> [Exercise]
Gather all lines in the data that hold the string "negative".

Source records:
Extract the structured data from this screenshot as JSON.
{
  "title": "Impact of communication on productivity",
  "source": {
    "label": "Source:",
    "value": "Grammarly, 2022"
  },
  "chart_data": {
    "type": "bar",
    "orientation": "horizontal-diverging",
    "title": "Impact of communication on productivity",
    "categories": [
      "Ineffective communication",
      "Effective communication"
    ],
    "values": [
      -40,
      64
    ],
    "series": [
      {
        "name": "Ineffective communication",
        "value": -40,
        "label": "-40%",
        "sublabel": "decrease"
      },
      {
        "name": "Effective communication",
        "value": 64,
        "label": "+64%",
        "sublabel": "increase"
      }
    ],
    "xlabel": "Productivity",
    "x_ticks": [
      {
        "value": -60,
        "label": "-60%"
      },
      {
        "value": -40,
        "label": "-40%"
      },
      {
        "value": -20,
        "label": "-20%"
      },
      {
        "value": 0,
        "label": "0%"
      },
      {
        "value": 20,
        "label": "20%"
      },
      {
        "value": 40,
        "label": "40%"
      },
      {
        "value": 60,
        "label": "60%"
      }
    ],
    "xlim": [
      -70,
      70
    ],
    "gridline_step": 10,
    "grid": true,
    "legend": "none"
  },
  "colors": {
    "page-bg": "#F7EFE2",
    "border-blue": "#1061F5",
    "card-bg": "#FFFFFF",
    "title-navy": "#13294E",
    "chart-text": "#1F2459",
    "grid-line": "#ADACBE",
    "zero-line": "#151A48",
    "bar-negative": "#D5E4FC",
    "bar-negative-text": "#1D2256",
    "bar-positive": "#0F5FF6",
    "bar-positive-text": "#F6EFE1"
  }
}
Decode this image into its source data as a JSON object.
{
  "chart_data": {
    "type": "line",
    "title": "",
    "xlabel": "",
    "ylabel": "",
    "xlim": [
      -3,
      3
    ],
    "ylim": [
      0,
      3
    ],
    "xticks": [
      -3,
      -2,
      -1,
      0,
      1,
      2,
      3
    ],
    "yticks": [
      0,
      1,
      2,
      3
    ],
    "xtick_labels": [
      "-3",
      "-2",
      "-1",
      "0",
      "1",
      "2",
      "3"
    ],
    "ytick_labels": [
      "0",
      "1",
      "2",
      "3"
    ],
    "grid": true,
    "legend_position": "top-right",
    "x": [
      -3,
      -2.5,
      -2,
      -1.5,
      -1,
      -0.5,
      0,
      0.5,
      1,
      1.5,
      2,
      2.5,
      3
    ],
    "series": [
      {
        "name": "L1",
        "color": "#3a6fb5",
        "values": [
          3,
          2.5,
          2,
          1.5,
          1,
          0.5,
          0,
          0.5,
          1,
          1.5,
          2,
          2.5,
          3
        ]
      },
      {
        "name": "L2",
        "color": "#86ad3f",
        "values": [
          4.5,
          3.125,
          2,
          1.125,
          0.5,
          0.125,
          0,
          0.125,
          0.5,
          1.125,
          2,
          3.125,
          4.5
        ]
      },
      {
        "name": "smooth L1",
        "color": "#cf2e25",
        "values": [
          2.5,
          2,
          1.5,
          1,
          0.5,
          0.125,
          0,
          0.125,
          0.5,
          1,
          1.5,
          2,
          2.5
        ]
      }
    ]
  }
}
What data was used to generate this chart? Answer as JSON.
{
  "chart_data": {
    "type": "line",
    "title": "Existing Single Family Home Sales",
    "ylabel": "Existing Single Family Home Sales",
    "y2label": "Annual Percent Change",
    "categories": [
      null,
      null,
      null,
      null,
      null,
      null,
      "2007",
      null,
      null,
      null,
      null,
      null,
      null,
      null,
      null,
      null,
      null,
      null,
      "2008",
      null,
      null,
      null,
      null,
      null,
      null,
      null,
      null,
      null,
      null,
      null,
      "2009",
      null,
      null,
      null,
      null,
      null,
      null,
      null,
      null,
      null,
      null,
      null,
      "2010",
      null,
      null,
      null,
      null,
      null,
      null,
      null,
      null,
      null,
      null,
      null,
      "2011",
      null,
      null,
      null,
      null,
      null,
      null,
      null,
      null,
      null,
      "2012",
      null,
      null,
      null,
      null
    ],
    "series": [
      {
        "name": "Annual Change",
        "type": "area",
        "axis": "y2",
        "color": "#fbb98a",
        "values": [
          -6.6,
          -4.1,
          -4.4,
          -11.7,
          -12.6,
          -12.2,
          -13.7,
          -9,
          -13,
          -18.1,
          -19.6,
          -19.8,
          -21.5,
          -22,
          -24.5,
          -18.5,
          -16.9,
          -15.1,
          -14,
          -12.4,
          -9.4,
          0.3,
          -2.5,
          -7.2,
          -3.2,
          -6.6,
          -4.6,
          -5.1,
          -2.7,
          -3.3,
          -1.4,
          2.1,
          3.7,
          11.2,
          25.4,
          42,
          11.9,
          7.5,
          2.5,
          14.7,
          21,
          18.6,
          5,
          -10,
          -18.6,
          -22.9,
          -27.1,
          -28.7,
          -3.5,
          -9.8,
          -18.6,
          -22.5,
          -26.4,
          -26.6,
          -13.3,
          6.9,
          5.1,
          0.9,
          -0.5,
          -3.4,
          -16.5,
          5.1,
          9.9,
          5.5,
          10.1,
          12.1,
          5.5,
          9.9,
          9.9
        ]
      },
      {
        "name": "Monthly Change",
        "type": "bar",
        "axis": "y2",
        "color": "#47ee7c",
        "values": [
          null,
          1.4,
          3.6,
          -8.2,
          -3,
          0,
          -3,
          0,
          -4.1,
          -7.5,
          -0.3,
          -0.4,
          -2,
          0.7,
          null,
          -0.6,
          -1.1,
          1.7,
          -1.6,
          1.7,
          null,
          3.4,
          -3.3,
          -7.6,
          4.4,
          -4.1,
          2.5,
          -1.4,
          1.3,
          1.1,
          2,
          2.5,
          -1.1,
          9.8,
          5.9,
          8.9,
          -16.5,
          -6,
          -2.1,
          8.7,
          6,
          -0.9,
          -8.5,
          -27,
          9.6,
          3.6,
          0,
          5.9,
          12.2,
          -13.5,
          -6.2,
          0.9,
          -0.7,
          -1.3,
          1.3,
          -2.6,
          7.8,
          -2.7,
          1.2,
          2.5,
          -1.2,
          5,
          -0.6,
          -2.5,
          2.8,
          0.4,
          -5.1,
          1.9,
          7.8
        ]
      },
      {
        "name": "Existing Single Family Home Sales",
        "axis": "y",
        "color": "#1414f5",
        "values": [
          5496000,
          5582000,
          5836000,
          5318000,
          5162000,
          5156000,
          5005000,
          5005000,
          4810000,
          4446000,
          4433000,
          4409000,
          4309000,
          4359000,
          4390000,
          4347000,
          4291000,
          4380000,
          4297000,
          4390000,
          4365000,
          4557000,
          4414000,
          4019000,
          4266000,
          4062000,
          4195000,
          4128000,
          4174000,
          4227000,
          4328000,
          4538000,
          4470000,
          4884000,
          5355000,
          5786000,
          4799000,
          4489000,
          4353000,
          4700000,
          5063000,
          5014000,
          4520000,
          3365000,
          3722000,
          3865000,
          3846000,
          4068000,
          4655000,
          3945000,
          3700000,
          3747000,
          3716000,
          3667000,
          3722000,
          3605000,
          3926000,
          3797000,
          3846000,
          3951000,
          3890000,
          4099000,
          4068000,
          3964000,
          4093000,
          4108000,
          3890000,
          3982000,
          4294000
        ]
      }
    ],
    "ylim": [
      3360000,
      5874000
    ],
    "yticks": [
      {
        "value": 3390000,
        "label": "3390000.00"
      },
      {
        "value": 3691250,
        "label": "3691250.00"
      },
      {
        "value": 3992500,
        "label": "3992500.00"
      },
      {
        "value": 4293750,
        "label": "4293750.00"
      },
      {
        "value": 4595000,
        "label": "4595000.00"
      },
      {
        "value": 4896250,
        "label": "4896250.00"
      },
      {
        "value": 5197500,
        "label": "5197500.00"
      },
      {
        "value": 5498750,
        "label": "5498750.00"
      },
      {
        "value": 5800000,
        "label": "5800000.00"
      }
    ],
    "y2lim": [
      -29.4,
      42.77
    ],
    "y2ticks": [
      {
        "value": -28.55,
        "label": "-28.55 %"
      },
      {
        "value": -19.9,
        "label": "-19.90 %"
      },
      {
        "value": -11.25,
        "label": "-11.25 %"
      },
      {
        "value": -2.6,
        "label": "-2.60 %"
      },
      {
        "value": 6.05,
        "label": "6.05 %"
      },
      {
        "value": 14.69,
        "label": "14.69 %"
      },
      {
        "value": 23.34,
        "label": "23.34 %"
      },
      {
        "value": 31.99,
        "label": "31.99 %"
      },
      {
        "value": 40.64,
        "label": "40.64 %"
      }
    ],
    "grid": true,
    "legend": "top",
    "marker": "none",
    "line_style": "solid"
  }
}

> [Reply to the exercise]
    "bar-negative": "#D5E4FC",
    "bar-negative-text": "#1D2256",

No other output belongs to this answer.